Exercise
Within the material below, find each line bearing the word "Left" and present it.

[begin Data supplied]

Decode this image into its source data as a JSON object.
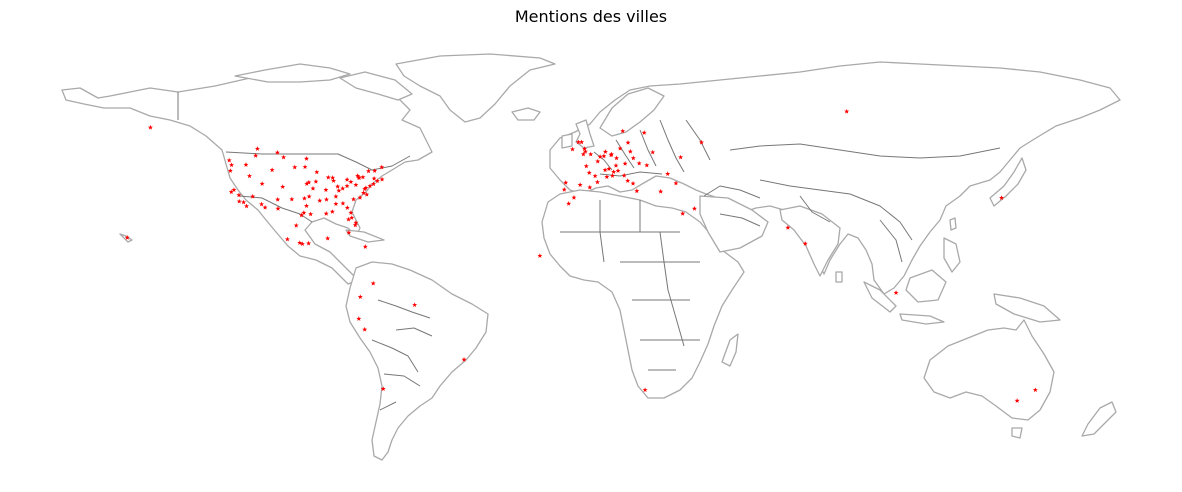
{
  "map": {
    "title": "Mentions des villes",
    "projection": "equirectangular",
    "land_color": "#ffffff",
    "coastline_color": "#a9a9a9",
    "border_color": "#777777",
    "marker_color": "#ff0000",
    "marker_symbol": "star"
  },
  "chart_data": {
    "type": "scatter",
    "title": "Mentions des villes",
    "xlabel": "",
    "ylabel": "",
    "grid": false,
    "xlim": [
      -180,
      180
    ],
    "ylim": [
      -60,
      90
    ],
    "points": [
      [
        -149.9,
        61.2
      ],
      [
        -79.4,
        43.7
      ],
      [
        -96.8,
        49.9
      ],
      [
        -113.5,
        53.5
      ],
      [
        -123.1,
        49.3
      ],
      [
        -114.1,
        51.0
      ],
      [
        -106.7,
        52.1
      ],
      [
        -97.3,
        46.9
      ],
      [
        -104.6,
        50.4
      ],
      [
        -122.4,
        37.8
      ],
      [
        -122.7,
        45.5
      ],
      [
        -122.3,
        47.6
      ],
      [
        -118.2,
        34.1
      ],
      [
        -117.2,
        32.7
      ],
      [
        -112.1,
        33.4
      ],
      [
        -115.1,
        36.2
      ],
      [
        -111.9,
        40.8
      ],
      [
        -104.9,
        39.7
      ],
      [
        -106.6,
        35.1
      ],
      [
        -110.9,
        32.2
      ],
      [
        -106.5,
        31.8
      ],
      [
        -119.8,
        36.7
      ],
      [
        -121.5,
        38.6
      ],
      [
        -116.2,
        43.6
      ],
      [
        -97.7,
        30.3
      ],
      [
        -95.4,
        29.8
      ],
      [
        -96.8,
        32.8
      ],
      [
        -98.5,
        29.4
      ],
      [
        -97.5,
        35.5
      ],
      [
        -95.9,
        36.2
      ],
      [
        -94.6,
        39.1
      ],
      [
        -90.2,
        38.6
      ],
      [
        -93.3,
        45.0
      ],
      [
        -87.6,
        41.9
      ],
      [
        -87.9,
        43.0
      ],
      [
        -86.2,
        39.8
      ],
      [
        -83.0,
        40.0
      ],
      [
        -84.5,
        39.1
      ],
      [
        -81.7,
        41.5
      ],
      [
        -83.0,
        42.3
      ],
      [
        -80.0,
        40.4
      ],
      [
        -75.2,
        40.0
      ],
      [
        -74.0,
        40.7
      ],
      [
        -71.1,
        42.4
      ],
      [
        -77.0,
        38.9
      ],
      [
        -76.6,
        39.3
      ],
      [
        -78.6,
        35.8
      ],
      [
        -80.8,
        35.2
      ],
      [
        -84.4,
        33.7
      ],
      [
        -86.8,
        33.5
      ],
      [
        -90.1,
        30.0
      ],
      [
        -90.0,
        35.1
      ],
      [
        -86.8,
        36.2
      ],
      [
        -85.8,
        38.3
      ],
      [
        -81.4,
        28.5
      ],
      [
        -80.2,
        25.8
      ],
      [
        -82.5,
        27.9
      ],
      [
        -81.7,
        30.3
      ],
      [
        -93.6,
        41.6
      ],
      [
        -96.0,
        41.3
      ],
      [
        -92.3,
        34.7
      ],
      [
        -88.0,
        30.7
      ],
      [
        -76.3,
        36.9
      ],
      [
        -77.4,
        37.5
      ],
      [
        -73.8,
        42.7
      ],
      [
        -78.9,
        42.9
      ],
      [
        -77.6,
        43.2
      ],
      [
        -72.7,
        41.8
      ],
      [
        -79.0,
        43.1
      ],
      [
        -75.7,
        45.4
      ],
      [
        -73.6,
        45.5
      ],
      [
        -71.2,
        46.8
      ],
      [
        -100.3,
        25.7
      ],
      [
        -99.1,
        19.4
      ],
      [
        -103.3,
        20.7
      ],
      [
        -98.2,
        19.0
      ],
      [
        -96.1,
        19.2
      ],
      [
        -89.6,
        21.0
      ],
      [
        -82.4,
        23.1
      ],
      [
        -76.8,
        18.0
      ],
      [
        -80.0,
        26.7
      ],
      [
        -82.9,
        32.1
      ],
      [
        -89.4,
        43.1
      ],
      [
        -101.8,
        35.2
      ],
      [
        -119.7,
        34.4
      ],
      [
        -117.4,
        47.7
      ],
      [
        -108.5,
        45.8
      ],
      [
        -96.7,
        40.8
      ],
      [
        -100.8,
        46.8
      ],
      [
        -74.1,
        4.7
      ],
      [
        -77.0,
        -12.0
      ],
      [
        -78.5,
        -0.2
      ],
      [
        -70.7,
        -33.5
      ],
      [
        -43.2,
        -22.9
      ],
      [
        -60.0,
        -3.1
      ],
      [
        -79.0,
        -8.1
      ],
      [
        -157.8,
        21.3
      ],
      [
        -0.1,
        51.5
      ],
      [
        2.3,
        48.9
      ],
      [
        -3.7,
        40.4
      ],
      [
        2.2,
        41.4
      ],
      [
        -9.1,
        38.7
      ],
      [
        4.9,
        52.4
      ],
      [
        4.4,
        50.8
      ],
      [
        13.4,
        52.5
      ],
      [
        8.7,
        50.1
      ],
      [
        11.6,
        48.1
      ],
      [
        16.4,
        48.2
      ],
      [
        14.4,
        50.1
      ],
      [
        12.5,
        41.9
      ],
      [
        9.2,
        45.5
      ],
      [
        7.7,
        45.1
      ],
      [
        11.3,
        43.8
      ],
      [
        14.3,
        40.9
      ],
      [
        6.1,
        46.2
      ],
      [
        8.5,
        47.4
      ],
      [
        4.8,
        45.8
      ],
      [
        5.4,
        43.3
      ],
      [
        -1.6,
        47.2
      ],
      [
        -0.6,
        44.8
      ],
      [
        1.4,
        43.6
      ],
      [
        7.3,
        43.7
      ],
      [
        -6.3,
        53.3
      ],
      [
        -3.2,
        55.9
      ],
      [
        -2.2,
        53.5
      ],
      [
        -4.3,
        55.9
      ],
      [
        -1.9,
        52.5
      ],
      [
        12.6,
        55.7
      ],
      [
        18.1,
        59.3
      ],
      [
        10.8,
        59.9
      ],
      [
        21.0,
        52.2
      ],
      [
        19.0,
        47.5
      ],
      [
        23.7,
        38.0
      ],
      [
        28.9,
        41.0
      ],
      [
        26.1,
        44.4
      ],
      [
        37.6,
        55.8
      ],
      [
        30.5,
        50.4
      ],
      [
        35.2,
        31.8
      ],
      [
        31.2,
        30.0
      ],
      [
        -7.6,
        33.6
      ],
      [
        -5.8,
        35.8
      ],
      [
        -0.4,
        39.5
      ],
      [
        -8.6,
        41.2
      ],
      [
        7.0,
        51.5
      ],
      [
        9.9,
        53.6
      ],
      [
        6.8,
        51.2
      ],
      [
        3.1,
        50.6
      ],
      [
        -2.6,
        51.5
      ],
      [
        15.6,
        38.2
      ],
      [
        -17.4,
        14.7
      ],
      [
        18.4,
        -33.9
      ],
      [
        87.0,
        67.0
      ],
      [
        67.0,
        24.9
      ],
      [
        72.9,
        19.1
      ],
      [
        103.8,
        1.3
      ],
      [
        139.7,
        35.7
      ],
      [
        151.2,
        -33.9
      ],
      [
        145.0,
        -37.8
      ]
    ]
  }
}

[end Data supplied]
[begin Data supplied]

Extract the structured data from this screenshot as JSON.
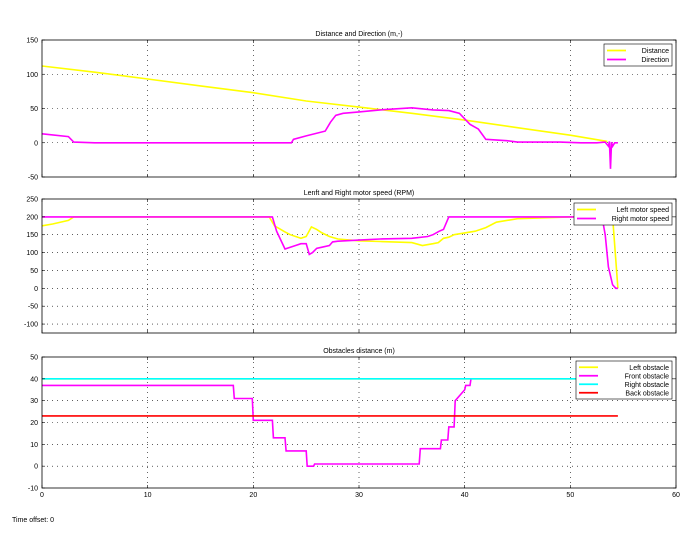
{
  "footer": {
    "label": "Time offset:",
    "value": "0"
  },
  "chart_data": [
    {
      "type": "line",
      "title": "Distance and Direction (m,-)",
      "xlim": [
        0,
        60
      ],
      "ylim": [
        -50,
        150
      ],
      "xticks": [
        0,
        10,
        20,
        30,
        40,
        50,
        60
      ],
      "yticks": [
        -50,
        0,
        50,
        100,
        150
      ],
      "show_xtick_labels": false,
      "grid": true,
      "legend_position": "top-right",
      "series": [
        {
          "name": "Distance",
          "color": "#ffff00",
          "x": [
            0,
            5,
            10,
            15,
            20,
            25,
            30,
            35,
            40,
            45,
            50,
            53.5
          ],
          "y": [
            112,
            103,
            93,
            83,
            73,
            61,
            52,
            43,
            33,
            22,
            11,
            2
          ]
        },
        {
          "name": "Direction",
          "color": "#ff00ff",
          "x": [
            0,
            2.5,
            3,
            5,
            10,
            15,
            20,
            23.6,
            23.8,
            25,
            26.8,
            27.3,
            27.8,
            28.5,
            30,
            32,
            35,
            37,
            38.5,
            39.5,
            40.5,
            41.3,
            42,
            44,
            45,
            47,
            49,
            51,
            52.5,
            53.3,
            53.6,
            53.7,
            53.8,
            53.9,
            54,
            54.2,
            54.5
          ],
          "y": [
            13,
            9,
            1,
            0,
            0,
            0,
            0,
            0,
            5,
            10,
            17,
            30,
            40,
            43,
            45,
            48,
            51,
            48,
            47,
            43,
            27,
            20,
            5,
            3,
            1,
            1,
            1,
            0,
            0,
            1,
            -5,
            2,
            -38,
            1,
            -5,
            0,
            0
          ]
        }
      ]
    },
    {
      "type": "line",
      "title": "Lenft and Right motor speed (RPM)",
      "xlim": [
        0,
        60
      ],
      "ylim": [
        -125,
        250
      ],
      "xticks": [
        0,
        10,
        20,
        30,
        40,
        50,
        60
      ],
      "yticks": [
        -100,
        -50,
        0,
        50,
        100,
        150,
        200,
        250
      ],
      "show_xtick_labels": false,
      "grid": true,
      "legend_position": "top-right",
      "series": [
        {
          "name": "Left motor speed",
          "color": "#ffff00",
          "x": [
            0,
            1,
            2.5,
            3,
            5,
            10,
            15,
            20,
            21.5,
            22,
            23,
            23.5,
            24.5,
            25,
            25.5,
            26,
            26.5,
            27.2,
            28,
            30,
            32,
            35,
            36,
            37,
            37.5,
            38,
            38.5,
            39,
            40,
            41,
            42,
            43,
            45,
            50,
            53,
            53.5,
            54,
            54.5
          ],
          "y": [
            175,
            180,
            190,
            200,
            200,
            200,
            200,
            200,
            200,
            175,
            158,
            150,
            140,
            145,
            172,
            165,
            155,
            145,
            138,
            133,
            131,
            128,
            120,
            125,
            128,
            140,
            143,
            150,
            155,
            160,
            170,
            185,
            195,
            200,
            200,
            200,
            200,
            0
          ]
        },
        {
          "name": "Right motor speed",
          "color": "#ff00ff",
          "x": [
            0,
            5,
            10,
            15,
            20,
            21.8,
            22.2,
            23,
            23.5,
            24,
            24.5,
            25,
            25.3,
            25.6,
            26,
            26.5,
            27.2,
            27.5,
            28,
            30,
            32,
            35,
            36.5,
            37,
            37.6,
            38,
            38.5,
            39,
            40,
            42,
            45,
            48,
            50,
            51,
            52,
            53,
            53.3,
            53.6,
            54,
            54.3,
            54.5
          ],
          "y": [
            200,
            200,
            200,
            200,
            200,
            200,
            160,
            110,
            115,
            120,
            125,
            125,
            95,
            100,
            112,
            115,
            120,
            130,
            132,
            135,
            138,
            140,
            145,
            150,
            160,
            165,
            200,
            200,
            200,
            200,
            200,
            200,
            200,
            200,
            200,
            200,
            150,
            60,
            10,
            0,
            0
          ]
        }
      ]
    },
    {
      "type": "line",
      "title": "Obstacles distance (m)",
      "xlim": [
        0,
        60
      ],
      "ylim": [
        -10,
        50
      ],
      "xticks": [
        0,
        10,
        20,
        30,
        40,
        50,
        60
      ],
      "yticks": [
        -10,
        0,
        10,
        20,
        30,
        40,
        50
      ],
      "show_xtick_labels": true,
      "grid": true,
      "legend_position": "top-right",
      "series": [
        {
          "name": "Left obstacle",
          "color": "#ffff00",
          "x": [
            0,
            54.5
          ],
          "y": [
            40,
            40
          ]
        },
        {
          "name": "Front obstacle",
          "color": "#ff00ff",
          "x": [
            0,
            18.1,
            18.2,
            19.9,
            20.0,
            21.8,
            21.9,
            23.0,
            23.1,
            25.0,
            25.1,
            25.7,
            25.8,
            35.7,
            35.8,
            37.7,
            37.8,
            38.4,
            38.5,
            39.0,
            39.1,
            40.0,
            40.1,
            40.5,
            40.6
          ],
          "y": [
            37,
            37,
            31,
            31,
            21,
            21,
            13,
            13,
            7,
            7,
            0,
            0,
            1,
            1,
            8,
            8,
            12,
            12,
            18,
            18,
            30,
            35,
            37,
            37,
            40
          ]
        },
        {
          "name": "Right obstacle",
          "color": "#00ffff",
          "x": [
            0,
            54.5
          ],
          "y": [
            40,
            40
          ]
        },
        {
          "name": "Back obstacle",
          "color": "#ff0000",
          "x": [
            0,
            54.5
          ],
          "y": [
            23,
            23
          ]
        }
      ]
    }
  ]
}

[end Data supplied]
[begin Data supplied]

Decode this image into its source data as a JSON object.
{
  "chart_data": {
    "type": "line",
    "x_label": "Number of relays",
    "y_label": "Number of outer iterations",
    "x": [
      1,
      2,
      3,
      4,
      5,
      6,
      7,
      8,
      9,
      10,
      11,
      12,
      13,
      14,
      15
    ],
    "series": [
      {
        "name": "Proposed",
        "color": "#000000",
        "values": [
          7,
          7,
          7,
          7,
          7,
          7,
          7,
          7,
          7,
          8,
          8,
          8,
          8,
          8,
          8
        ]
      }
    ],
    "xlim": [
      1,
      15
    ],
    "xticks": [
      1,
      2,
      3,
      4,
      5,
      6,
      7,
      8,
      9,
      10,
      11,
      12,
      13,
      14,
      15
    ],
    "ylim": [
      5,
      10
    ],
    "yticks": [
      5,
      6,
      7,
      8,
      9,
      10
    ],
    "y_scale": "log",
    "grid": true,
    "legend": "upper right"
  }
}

[end Data supplied]

Answer to this task
          "name": "Left motor speed",
          "name": "Left obstacle",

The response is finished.